» **Your task**
Which of the lines below hold "vernichtet"? Please return each one.

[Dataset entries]
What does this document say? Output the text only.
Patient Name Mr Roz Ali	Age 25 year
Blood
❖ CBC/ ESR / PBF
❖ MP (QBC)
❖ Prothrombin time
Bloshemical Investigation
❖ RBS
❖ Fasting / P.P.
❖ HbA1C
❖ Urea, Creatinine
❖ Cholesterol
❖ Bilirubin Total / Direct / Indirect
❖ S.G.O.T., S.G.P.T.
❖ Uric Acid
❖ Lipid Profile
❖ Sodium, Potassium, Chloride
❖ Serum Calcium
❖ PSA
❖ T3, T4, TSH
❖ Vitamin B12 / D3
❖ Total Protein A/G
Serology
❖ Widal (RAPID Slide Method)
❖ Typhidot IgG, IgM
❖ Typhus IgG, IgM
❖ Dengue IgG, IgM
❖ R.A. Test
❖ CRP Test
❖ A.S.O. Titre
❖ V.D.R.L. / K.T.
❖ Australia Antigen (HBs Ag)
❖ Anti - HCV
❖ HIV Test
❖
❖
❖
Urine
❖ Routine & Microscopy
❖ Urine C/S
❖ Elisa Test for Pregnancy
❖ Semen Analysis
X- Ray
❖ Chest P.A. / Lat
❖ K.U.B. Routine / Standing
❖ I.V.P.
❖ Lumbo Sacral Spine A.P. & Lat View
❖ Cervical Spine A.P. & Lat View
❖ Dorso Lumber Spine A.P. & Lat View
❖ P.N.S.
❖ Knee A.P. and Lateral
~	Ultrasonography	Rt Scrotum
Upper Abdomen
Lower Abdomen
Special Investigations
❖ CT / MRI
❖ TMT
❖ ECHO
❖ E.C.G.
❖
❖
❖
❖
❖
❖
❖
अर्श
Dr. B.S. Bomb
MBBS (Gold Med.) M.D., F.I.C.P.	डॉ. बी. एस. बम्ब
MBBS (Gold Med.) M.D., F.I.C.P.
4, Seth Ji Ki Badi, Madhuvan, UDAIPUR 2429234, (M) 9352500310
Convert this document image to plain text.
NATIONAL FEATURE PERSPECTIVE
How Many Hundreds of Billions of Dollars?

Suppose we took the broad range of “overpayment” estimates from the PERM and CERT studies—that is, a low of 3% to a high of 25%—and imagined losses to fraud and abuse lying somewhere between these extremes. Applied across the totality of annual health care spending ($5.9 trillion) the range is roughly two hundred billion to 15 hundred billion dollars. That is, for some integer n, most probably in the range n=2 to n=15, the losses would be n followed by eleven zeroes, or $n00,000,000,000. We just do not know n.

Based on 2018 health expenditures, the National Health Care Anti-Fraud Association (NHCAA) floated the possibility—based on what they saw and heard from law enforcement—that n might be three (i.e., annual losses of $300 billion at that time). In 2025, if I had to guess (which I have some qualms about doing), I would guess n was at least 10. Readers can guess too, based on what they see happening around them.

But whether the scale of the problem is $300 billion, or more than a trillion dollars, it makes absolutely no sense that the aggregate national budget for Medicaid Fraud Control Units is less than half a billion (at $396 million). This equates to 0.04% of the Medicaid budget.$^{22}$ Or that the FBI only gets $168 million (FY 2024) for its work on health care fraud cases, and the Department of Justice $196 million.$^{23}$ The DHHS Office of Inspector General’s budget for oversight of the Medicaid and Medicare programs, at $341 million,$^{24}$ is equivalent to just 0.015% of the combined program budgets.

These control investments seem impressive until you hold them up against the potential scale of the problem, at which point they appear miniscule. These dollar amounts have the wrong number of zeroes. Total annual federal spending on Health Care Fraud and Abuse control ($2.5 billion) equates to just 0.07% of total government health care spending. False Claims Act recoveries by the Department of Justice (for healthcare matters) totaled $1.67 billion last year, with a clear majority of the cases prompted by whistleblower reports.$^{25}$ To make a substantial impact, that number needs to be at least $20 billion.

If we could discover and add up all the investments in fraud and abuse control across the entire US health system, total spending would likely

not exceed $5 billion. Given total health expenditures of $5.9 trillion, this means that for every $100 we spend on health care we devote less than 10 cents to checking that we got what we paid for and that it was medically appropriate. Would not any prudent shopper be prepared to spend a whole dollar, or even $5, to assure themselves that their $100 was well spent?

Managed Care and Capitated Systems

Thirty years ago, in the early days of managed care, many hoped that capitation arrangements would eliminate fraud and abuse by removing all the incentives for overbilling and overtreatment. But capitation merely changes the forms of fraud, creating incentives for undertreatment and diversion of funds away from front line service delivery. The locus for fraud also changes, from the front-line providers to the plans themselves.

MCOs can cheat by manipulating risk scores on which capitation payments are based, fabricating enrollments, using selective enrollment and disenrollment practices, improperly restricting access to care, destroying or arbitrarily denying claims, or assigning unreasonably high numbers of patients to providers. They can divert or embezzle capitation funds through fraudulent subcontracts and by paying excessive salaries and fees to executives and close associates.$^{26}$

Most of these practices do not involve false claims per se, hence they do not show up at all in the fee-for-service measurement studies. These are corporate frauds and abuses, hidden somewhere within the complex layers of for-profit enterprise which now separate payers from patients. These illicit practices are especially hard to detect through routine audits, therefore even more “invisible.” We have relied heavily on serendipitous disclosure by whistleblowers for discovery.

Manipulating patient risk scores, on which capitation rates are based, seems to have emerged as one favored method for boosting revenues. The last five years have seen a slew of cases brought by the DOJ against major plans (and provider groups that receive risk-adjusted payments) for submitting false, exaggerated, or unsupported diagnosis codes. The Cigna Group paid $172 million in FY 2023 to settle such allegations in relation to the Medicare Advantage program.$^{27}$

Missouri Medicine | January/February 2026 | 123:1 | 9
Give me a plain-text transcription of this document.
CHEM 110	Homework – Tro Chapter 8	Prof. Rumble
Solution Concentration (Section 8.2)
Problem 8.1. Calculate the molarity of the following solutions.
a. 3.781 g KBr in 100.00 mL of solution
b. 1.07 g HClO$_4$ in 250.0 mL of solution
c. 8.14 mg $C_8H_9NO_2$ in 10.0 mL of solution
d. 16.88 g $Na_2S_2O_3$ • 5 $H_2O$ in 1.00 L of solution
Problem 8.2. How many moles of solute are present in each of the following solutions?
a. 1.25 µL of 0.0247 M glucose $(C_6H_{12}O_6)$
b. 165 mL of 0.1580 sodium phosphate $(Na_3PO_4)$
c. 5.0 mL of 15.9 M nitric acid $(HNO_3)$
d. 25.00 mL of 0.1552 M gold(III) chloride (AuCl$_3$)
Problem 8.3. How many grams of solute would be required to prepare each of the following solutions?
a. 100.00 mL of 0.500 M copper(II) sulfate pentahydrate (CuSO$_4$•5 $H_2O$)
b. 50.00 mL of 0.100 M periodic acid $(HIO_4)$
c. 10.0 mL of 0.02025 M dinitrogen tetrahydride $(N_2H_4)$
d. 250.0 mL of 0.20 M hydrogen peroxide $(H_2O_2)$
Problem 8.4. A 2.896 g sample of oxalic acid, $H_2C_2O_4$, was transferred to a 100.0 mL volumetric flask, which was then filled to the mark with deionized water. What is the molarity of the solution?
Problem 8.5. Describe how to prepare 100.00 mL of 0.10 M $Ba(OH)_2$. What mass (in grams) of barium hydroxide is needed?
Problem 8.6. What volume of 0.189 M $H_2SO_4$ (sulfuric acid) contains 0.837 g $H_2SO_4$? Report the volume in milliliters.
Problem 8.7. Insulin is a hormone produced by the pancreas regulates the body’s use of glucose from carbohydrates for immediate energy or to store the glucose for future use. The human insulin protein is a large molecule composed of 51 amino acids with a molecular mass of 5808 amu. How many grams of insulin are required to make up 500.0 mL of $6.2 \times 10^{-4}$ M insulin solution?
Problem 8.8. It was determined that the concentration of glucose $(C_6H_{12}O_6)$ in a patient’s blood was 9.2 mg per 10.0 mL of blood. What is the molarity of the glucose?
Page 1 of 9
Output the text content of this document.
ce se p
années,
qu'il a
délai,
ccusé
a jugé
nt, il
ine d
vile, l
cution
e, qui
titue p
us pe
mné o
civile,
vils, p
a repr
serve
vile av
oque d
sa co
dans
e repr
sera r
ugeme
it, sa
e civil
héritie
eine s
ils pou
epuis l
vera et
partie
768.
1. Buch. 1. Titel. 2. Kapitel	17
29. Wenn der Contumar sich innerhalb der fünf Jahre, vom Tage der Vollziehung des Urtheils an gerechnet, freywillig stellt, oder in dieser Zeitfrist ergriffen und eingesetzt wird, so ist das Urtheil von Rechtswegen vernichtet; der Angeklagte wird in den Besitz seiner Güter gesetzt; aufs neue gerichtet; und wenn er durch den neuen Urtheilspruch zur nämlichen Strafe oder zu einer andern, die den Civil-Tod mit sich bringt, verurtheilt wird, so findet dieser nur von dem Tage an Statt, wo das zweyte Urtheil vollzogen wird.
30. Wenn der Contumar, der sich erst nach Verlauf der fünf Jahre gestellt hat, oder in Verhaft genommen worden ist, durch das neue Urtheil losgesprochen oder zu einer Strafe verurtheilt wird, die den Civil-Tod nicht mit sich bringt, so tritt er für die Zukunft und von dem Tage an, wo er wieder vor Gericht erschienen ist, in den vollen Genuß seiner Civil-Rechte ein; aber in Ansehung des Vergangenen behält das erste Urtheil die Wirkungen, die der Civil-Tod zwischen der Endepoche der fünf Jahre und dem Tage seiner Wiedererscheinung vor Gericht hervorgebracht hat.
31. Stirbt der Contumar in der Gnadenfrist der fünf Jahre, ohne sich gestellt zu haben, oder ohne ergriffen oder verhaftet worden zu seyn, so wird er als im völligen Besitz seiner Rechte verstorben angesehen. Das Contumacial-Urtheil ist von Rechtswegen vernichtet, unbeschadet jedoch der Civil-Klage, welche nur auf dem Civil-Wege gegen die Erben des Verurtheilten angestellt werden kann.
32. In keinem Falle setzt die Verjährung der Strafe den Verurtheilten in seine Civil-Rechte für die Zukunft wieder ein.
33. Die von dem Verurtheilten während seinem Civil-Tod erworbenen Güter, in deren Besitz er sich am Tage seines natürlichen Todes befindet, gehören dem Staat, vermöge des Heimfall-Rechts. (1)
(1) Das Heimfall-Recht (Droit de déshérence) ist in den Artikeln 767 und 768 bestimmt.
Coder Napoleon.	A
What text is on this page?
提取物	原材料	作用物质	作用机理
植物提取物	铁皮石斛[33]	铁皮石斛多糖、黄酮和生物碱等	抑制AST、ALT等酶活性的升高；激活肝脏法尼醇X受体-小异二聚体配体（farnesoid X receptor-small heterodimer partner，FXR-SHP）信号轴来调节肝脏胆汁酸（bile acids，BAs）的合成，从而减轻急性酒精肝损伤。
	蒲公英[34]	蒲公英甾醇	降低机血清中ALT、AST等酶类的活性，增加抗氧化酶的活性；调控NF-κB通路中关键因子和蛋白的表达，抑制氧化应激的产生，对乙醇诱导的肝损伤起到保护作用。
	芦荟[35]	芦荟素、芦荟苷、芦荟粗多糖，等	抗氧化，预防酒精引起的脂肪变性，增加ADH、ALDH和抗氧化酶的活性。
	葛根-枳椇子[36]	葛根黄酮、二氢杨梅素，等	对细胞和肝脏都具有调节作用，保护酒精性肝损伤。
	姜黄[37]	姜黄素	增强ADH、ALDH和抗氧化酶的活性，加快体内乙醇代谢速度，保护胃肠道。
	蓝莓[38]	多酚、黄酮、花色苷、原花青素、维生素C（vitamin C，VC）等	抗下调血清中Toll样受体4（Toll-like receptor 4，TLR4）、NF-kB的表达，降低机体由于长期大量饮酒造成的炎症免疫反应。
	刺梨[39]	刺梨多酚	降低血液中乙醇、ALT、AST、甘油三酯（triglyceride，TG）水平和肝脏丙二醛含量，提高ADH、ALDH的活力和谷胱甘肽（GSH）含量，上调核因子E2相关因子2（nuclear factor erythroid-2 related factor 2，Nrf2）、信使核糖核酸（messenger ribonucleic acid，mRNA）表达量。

» **Result of the task**
29. Wenn der Contumar sich innerhalb der fünf Jahre, vom Tage der Vollziehung des Urtheils an gerechnet, freywillig stellt, oder in dieser Zeitfrist ergriffen und eingesetzt wird, so ist das Urtheil von Rechtswegen vernichtet; der Angeklagte wird in den Besitz seiner Güter gesetzt; aufs neue gerichtet; und wenn er durch den neuen Urtheilspruch zur nämlichen Strafe oder zu einer andern, die den Civil-Tod mit sich bringt, verurtheilt wird, so findet dieser nur von dem Tage an Statt, wo das zweyte Urtheil vollzogen wird.
31. Stirbt der Contumar in der Gnadenfrist der fünf Jahre, ohne sich gestellt zu haben, oder ohne ergriffen oder verhaftet worden zu seyn, so wird er als im völligen Besitz seiner Rechte verstorben angesehen. Das Contumacial-Urtheil ist von Rechtswegen vernichtet, unbeschadet jedoch der Civil-Klage, welche nur auf dem Civil-Wege gegen die Erben des Verurtheilten angestellt werden kann.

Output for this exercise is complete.